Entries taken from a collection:
+--

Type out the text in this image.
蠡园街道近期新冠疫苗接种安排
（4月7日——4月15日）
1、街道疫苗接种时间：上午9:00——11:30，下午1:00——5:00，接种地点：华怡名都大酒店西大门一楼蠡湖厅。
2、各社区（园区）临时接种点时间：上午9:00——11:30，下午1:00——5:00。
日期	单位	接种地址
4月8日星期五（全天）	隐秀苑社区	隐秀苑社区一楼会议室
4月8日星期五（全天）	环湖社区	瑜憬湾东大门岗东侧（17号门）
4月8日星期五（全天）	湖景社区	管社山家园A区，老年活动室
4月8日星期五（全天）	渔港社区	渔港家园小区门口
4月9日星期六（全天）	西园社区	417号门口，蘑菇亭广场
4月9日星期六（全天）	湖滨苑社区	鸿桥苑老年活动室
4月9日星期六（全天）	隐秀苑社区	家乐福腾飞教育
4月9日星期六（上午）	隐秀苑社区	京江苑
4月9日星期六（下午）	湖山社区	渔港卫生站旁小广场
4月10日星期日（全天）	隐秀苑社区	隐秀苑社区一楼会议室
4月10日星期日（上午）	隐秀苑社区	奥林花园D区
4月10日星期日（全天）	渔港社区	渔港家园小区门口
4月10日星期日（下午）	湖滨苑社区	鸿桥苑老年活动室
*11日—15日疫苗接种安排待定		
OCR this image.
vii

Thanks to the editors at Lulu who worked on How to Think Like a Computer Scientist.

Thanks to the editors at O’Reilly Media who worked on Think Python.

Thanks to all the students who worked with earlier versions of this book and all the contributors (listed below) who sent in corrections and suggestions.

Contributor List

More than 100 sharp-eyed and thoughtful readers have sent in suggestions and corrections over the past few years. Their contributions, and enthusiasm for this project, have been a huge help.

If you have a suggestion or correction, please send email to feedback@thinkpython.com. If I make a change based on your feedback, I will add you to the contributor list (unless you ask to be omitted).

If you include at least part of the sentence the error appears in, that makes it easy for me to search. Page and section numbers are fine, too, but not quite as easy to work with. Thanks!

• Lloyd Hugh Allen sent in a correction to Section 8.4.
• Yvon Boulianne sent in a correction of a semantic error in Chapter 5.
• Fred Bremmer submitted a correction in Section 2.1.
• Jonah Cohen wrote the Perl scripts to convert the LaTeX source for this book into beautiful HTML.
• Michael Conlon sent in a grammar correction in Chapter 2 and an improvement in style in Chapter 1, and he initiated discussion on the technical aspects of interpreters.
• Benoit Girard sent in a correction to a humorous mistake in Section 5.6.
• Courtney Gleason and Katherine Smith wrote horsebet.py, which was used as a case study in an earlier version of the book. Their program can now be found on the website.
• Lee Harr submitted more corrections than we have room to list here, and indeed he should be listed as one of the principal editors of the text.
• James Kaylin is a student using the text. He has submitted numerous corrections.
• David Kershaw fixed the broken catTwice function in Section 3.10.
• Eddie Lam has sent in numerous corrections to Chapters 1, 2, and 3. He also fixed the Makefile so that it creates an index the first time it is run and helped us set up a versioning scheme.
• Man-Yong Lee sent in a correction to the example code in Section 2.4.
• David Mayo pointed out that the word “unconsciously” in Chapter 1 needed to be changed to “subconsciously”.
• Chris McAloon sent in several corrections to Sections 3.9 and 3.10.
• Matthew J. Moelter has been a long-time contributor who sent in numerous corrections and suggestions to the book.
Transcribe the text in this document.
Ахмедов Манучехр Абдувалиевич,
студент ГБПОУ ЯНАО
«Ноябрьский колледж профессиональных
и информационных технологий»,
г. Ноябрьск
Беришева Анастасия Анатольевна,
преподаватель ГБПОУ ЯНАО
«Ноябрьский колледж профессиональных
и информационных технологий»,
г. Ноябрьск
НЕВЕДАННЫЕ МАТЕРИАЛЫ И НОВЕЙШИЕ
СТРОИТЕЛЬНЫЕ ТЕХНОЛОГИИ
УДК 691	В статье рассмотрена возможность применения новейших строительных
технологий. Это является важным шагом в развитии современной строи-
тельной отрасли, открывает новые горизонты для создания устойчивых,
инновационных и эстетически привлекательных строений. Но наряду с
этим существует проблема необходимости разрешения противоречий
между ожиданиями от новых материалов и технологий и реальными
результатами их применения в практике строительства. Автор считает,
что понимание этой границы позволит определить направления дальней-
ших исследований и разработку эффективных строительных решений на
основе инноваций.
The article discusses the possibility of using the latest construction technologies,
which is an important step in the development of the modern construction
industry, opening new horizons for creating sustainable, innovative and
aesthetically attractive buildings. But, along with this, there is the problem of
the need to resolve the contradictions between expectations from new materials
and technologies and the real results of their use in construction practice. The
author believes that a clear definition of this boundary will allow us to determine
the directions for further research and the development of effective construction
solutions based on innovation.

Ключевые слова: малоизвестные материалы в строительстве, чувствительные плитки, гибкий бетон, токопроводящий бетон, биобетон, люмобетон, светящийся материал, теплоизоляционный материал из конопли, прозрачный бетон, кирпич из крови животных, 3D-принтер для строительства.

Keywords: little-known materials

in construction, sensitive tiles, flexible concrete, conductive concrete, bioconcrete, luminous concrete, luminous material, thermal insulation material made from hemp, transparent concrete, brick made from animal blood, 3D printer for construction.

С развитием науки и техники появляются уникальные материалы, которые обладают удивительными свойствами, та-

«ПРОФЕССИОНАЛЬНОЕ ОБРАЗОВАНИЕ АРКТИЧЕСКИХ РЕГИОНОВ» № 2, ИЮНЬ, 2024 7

+--

→ WORK INSTRUCTIONS: Each line of the material should be echoed exactly.

→ RESPONSE:
Type out the text in this image.
蠡园街道近期新冠疫苗接种安排
（4月7日——4月15日）
1、街道疫苗接种时间：上午9:00——11:30，下午1:00——5:00，接种地点：华怡名都大酒店西大门一楼蠡湖厅。
2、各社区（园区）临时接种点时间：上午9:00——11:30，下午1:00——5:00。
日期	单位	接种地址
4月8日星期五（全天）	隐秀苑社区	隐秀苑社区一楼会议室
4月8日星期五（全天）	环湖社区	瑜憬湾东大门岗东侧（17号门）
4月8日星期五（全天）	湖景社区	管社山家园A区，老年活动室
4月8日星期五（全天）	渔港社区	渔港家园小区门口
4月9日星期六（全天）	西园社区	417号门口，蘑菇亭广场
4月9日星期六（全天）	湖滨苑社区	鸿桥苑老年活动室
4月9日星期六（全天）	隐秀苑社区	家乐福腾飞教育
4月9日星期六（上午）	隐秀苑社区	京江苑
4月9日星期六（下午）	湖山社区	渔港卫生站旁小广场
4月10日星期日（全天）	隐秀苑社区	隐秀苑社区一楼会议室
4月10日星期日（上午）	隐秀苑社区	奥林花园D区
4月10日星期日（全天）	渔港社区	渔港家园小区门口
4月10日星期日（下午）	湖滨苑社区	鸿桥苑老年活动室
*11日—15日疫苗接种安排待定		
OCR this image.
vii

Thanks to the editors at Lulu who worked on How to Think Like a Computer Scientist.

Thanks to the editors at O’Reilly Media who worked on Think Python.

Thanks to all the students who worked with earlier versions of this book and all the contributors (listed below) who sent in corrections and suggestions.

Contributor List

More than 100 sharp-eyed and thoughtful readers have sent in suggestions and corrections over the past few years. Their contributions, and enthusiasm for this project, have been a huge help.

If you have a suggestion or correction, please send email to feedback@thinkpython.com. If I make a change based on your feedback, I will add you to the contributor list (unless you ask to be omitted).

If you include at least part of the sentence the error appears in, that makes it easy for me to search. Page and section numbers are fine, too, but not quite as easy to work with. Thanks!

• Lloyd Hugh Allen sent in a correction to Section 8.4.
• Yvon Boulianne sent in a correction of a semantic error in Chapter 5.
• Fred Bremmer submitted a correction in Section 2.1.
• Jonah Cohen wrote the Perl scripts to convert the LaTeX source for this book into beautiful HTML.
• Michael Conlon sent in a grammar correction in Chapter 2 and an improvement in style in Chapter 1, and he initiated discussion on the technical aspects of interpreters.
• Benoit Girard sent in a correction to a humorous mistake in Section 5.6.
• Courtney Gleason and Katherine Smith wrote horsebet.py, which was used as a case study in an earlier version of the book. Their program can now be found on the website.
• Lee Harr submitted more corrections than we have room to list here, and indeed he should be listed as one of the principal editors of the text.
• James Kaylin is a student using the text. He has submitted numerous corrections.
• David Kershaw fixed the broken catTwice function in Section 3.10.
• Eddie Lam has sent in numerous corrections to Chapters 1, 2, and 3. He also fixed the Makefile so that it creates an index the first time it is run and helped us set up a versioning scheme.
• Man-Yong Lee sent in a correction to the example code in Section 2.4.
• David Mayo pointed out that the word “unconsciously” in Chapter 1 needed to be changed to “subconsciously”.
• Chris McAloon sent in several corrections to Sections 3.9 and 3.10.
• Matthew J. Moelter has been a long-time contributor who sent in numerous corrections and suggestions to the book.
Transcribe the text in this document.
Ахмедов Манучехр Абдувалиевич,
студент ГБПОУ ЯНАО
«Ноябрьский колледж профессиональных
и информационных технологий»,
г. Ноябрьск
Беришева Анастасия Анатольевна,
преподаватель ГБПОУ ЯНАО
«Ноябрьский колледж профессиональных
и информационных технологий»,
г. Ноябрьск
НЕВЕДАННЫЕ МАТЕРИАЛЫ И НОВЕЙШИЕ
СТРОИТЕЛЬНЫЕ ТЕХНОЛОГИИ
УДК 691	В статье рассмотрена возможность применения новейших строительных
технологий. Это является важным шагом в развитии современной строи-
тельной отрасли, открывает новые горизонты для создания устойчивых,
инновационных и эстетически привлекательных строений. Но наряду с
этим существует проблема необходимости разрешения противоречий
между ожиданиями от новых материалов и технологий и реальными
результатами их применения в практике строительства. Автор считает,
что понимание этой границы позволит определить направления дальней-
ших исследований и разработку эффективных строительных решений на
основе инноваций.
The article discusses the possibility of using the latest construction technologies,
which is an important step in the development of the modern construction
industry, opening new horizons for creating sustainable, innovative and
aesthetically attractive buildings. But, along with this, there is the problem of
the need to resolve the contradictions between expectations from new materials
and technologies and the real results of their use in construction practice. The
author believes that a clear definition of this boundary will allow us to determine
the directions for further research and the development of effective construction
solutions based on innovation.

Ключевые слова: малоизвестные материалы в строительстве, чувствительные плитки, гибкий бетон, токопроводящий бетон, биобетон, люмобетон, светящийся материал, теплоизоляционный материал из конопли, прозрачный бетон, кирпич из крови животных, 3D-принтер для строительства.

Keywords: little-known materials

in construction, sensitive tiles, flexible concrete, conductive concrete, bioconcrete, luminous concrete, luminous material, thermal insulation material made from hemp, transparent concrete, brick made from animal blood, 3D printer for construction.

С развитием науки и техники появляются уникальные материалы, которые обладают удивительными свойствами, та-

«ПРОФЕССИОНАЛЬНОЕ ОБРАЗОВАНИЕ АРКТИЧЕСКИХ РЕГИОНОВ» № 2, ИЮНЬ, 2024 7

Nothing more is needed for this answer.